We therefore disagree with the Postal Service's argument that simply because Robinson failed to show that Everitt (who was one of the supervisors involved in the termination process) was connected with the application, that the application was not relevant. The Postal Service employed a detailed system of review of termination decisions specifically to avoid relying on one supervisor who may harbor improper motives. Thus, Everitt's connection (or lack of one) to the two pieces of evidence is not conclusive either way. The Postal Service itself acknowledges that at least one supervisor, Adams, who was also involved in Robinson's termination may have been aware of the application yet did nothing to thwart the dissemination of such racially offensive material in the workplace.8 In her claim, Robinson asserts that the management of the Postal Service was hostile to racial minorities and this affected the decision to terminate her; she is not suing individual persons and has connected the bogus application directly to her own work area and to one of the managers involved in the case. While the fake employment application alone may not prove Robinson's case, and may require inferences to be drawn by the jury, that fact does not make it any less relevant. It remains as a possible link. See, e.g., Abrams v. Lightolier Inc., 50 F.3d 1204, 1214 (3d Cir.1995) (noting that "discriminatory comments by nondecisionmakers, or statements temporally remote from the decision at issue, may properly be used to build a circumstantial case of discrimination") (citations omitted); E.E.O.C. v. Manville Sales Corp., 27 F.3d 1089, 1094 (5th Cir.1994) (noting that evidence of a manager's age-related statements in an age discrimination case was relevant even though the manager did not formally make the final decision to discharge the plaintiff-employee where he recommended the discharge and was relied on to some degree); Wilson v. Monarch Paper Co., 939 F.2d 1138, 1145 (5th Cir.1991) (holding that age-related comments by various supervisors of plaintiff-employee would support finding of discrimination even though higher level official made the final decision to terminate him).

Task goal:
In the passage above about Robinson's termination, why is Everitt's connection (or lack of one) to the two pieces of evidence not conclusive either way?

[Annotated element entries]
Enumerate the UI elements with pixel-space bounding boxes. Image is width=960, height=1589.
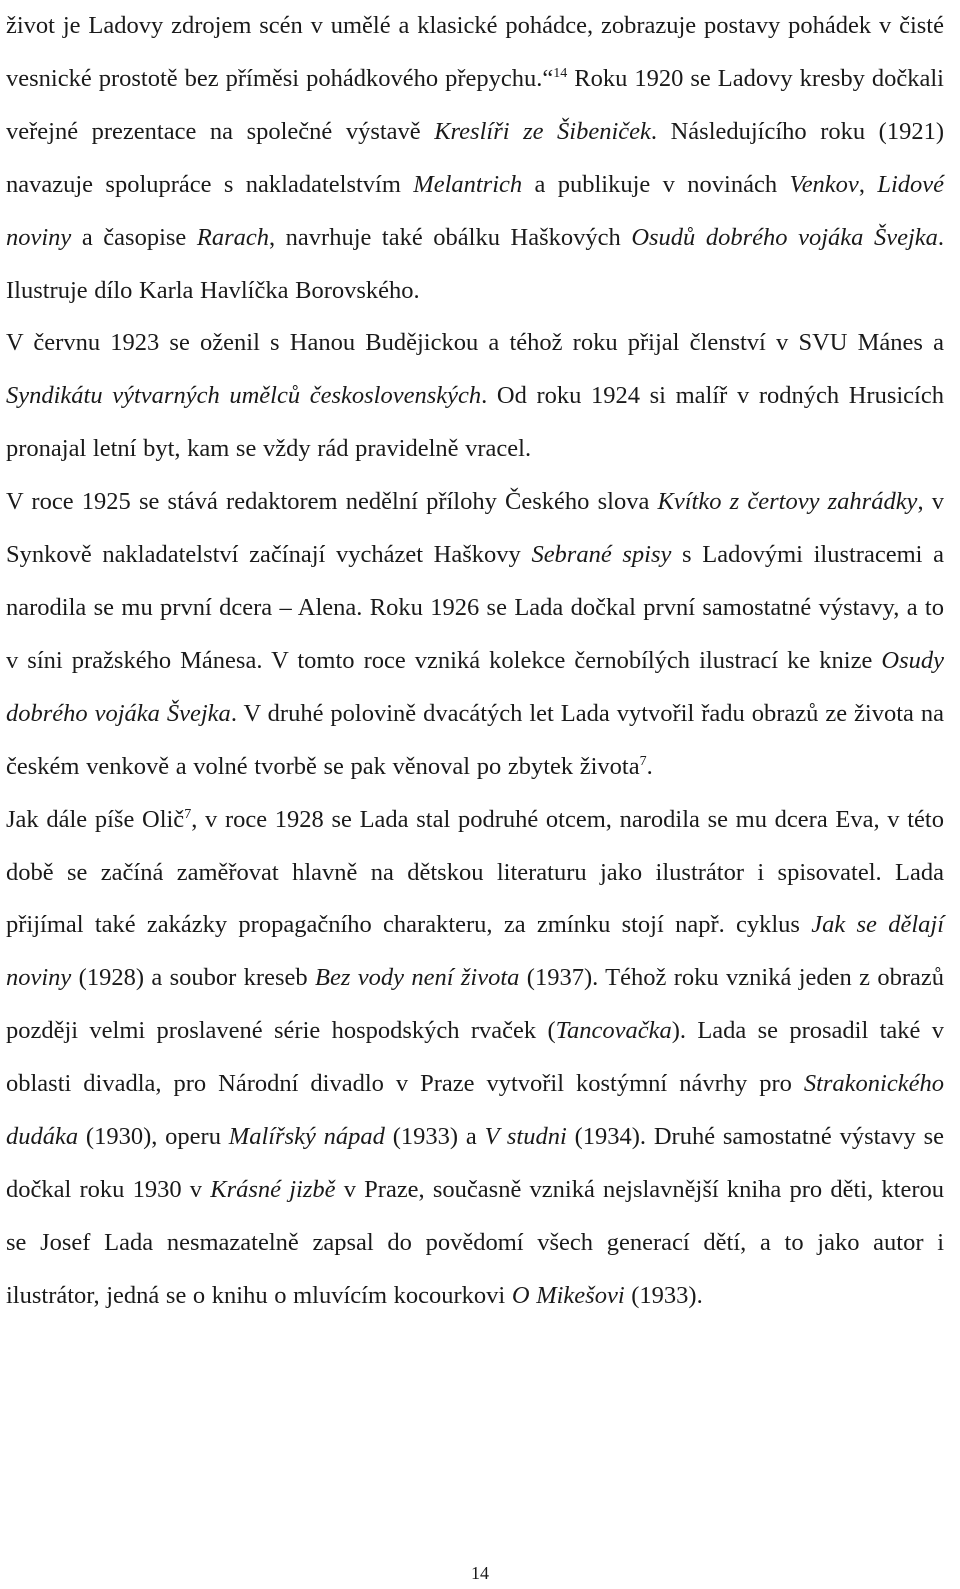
italic-title: Tancovačka [555,1017,672,1045]
text-run: . [646,752,653,780]
italic-title: Bez vody není života [314,964,520,992]
text-run: , v Synkově nakladatelství začínají vycházet Haškovy [6,488,944,569]
italic-title: Osudy dobrého vojáka Švejka [6,646,944,727]
text-run: , [858,170,878,198]
italic-title: O Mikešovi [511,1281,625,1309]
italic-title: Osudů dobrého vojáka Švejka [631,223,938,251]
page-number: 14 [471,1563,489,1583]
italic-title: Rarach [196,223,269,251]
italic-title: Krásné jizbě [210,1175,336,1203]
text-run: , navrhuje také obálku Haškových [268,223,632,251]
text-run: (1933). [624,1281,703,1309]
text-run: . Ilustruje dílo Karla Havlíčka Borovského. [6,223,944,304]
text-run: ). Lada se prosadil také v oblasti divadla, pro Národní divadlo v Praze vytvořil kostýmní návrhy pro [6,1017,944,1098]
document-body [6,0,944,1323]
paragraph [6,794,944,1323]
text-run: a časopise [71,223,197,251]
paragraph [6,0,944,317]
text-run: (1934). Druhé samostatné výstavy se dočkal roku 1930 v [6,1123,944,1203]
italic-title: Kreslíři ze Šibeniček [434,117,651,145]
paragraph [6,317,944,476]
text-run: Jak dále píše Olič [6,805,185,833]
text-run: s Ladovými ilustracemi a narodila se mu první dcera – Alena. Roku 1926 se Lada dočkal první samostatné výstavy, a to v síni pražského Mánesa. V tomto roce vzniká kolekce černobílých ilustrací ke knize [6,541,944,674]
paragraph [6,476,944,793]
text-run: . Následujícího roku (1921) navazuje spolupráce s nakladatelstvím [6,117,944,198]
footnote-reference: 7 [184,806,192,822]
text-run: život je Ladovy zdrojem scén v umělé a klasické pohádce, zobrazuje postavy pohádek v čisté vesnické prostotě bez příměsi pohádkového přepychu.“ [6,12,944,92]
text-run: (1937). Téhož roku vzniká jeden z obrazů později velmi proslavené série hospodských rvaček ( [6,964,945,1045]
text-run: V červnu 1923 se oženil s Hanou Budějickou a téhož roku přijal členství v SVU Mánes a [6,329,944,357]
text-run: (1928) a soubor kreseb [71,964,315,992]
italic-title: Venkov [789,170,859,198]
text-run: a publikuje v novinách [522,170,790,198]
text-run: , v roce 1928 se Lada stal podruhé otcem, narodila se mu dcera Eva, v této době se začíná zaměřovat hlavně na dětskou literaturu jako ilustrátor i spisovatel. Lada přijímal také zakázky propagačního charakteru, za zmínku stojí např. cyklus [6,805,944,939]
italic-title: Strakonického dudáka [6,1070,944,1151]
text-run: . Od roku 1924 si malíř v rodných Hrusicích pronajal letní byt, kam se vždy rád pravidelně vracel. [6,382,944,463]
text-run: v Praze, současně vzniká nejslavnější kniha pro děti, kterou se Josef Lada nesmazatelně zapsal do povědomí všech generací dětí, a to jako autor i ilustrátor, jedná se o knihu o mluvícím kocourkovi [6,1175,945,1309]
italic-title: V studni [484,1123,567,1151]
text-run: V roce 1925 se stává redaktorem nedělní přílohy Českého slova [6,488,658,516]
text-run: Roku 1920 se Ladovy kresby dočkali veřejné prezentace na společné výstavě [6,64,944,145]
text-run: (1930), operu [78,1123,229,1151]
italic-title: Kvítko z čertovy zahrádky [657,488,918,516]
italic-title: Syndikátu výtvarných umělců československých [6,382,482,410]
text-run: (1933) a [384,1123,485,1151]
italic-title: Sebrané spisy [531,541,672,569]
italic-title: Melantrich [413,170,523,198]
footnote-reference: 7 [639,753,647,769]
italic-title: Jak se dělají noviny [6,911,944,992]
italic-title: Malířský nápad [228,1123,385,1151]
text-run: . V druhé polovině dvacátých let Lada vytvořil řadu obrazů ze života na českém venkově a volné tvorbě se pak věnoval po zbytek života [6,699,944,780]
footnote-reference: 14 [553,65,568,81]
italic-title: Lidové noviny [6,170,944,251]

Result for this task:
The Postal Service used a detailed system of review for termination decisions specifically so that it would not rely on a single supervisor who might harbor improper motives. Because of that system, whether Everitt was connected to the evidence does not settle the question either way.